▶ **Information given**:
+--
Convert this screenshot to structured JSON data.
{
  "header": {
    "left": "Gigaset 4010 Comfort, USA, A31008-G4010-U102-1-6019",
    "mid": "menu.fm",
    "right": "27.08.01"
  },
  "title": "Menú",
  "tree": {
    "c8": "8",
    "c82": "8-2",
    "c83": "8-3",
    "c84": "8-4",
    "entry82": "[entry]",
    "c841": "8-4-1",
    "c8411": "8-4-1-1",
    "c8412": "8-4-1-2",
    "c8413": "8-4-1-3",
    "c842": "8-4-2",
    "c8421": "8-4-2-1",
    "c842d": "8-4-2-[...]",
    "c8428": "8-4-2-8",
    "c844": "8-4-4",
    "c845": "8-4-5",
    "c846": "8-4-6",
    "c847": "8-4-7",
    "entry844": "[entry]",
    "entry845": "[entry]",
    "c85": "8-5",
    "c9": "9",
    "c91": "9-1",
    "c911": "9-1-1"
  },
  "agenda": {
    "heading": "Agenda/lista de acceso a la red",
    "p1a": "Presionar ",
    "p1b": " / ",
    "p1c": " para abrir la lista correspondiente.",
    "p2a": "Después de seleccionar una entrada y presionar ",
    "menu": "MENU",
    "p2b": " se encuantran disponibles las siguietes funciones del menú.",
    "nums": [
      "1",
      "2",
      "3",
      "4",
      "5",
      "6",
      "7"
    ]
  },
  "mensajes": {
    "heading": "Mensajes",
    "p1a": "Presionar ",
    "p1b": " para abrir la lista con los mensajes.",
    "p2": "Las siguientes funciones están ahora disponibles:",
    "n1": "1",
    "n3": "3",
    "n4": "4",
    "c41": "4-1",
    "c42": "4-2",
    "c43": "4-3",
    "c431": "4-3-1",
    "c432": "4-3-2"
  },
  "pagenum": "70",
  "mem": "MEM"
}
+--
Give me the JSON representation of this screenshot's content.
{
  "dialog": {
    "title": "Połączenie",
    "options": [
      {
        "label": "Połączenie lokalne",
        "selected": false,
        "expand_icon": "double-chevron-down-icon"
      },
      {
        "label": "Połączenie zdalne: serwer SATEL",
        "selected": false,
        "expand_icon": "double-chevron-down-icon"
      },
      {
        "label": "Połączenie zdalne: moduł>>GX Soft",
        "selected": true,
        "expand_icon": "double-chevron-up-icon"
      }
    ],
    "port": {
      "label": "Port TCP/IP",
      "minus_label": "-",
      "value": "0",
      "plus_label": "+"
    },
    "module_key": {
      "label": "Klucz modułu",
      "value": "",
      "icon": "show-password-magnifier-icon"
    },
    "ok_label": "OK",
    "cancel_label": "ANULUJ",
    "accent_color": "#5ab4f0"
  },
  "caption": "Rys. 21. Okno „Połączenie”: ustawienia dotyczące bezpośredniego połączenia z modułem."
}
+--
Count the lines of the material that include the word "abrir", then state only the total.

2